[Exercise prompt]
All of the records listed below should be retyped exactly.

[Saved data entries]
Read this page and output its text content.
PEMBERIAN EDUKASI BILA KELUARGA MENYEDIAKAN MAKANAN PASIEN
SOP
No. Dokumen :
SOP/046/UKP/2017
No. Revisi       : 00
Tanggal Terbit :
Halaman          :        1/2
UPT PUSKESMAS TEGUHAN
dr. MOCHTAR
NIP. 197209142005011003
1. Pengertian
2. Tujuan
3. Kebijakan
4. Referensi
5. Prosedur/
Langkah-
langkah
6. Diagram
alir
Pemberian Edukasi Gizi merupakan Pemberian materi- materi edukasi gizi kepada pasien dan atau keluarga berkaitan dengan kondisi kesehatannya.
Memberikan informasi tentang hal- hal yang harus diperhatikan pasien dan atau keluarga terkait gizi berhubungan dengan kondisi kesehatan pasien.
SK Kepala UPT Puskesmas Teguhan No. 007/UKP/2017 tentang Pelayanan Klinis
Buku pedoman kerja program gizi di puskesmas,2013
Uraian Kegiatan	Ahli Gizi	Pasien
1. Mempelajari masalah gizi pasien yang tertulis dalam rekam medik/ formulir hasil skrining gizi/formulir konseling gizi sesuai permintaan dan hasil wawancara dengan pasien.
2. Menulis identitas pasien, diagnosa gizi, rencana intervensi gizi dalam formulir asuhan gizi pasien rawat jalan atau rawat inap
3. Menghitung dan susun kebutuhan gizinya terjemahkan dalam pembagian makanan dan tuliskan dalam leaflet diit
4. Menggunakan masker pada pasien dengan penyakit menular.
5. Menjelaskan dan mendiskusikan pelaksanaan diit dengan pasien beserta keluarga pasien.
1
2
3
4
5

[Output]
Read this page and output its text content.
PEMBERIAN EDUKASI BILA KELUARGA MENYEDIAKAN MAKANAN PASIEN
SOP
No. Dokumen :
SOP/046/UKP/2017
No. Revisi       : 00
Tanggal Terbit :
Halaman          :        1/2
UPT PUSKESMAS TEGUHAN
dr. MOCHTAR
NIP. 197209142005011003
1. Pengertian
2. Tujuan
3. Kebijakan
4. Referensi
5. Prosedur/
Langkah-
langkah
6. Diagram
alir
Pemberian Edukasi Gizi merupakan Pemberian materi- materi edukasi gizi kepada pasien dan atau keluarga berkaitan dengan kondisi kesehatannya.
Memberikan informasi tentang hal- hal yang harus diperhatikan pasien dan atau keluarga terkait gizi berhubungan dengan kondisi kesehatan pasien.
SK Kepala UPT Puskesmas Teguhan No. 007/UKP/2017 tentang Pelayanan Klinis
Buku pedoman kerja program gizi di puskesmas,2013
Uraian Kegiatan	Ahli Gizi	Pasien
1. Mempelajari masalah gizi pasien yang tertulis dalam rekam medik/ formulir hasil skrining gizi/formulir konseling gizi sesuai permintaan dan hasil wawancara dengan pasien.
2. Menulis identitas pasien, diagnosa gizi, rencana intervensi gizi dalam formulir asuhan gizi pasien rawat jalan atau rawat inap
3. Menghitung dan susun kebutuhan gizinya terjemahkan dalam pembagian makanan dan tuliskan dalam leaflet diit
4. Menggunakan masker pada pasien dengan penyakit menular.
5. Menjelaskan dan mendiskusikan pelaksanaan diit dengan pasien beserta keluarga pasien.
1
2
3
4
5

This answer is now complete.